Records
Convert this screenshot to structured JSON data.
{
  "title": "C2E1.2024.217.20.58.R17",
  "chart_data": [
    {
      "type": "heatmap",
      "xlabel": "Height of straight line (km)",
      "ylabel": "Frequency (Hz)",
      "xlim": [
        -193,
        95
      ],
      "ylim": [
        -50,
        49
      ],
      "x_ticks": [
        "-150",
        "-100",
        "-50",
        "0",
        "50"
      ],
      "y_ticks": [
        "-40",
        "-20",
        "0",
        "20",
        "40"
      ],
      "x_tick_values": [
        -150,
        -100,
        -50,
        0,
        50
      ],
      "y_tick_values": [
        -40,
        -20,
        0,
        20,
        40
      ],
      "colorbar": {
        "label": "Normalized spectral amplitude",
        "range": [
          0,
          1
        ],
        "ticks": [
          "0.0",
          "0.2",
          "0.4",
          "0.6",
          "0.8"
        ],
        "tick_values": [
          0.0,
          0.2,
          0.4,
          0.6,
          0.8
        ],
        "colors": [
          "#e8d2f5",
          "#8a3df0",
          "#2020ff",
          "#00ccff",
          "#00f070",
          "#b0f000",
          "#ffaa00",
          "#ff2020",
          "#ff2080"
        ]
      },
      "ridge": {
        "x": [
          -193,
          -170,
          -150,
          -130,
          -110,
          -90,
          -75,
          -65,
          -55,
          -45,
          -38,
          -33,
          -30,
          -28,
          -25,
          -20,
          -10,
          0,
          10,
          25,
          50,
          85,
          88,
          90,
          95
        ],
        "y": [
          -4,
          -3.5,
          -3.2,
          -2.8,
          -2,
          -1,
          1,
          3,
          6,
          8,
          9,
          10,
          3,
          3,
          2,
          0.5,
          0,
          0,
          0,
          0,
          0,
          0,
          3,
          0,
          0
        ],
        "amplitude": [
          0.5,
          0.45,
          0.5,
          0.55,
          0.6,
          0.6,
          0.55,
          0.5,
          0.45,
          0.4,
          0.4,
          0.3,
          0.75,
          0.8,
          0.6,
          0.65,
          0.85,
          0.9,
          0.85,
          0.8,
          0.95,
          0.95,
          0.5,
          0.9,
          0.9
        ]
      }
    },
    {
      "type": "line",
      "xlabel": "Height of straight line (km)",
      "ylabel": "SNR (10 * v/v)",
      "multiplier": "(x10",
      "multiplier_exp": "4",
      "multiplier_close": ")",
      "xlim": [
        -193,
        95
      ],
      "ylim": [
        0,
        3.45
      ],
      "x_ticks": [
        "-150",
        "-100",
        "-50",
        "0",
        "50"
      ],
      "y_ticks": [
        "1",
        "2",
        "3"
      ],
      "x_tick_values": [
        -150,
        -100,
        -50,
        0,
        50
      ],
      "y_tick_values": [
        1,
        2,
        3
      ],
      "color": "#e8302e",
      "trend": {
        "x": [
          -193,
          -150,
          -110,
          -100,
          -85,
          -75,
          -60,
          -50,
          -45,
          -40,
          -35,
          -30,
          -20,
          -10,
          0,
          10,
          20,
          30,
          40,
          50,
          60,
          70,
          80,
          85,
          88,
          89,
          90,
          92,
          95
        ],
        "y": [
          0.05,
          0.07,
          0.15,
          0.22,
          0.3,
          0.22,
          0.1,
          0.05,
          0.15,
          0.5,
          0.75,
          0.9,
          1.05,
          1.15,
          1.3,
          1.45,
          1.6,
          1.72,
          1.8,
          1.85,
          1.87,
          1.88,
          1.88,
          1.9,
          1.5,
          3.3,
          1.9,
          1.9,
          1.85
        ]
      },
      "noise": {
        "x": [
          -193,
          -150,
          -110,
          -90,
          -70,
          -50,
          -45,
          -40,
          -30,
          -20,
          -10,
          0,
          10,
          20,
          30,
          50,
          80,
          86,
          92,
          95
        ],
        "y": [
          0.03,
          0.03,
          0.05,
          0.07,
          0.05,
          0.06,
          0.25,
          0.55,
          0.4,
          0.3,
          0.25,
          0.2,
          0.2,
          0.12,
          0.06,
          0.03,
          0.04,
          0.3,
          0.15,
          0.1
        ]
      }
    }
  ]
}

### TASK INSTRUCTIONS
Only lines holding the string "amplitude" are wanted; gather each one from the entries above.

### IN RESPONSE
        "label": "Normalized spectral amplitude",
        "amplitude": [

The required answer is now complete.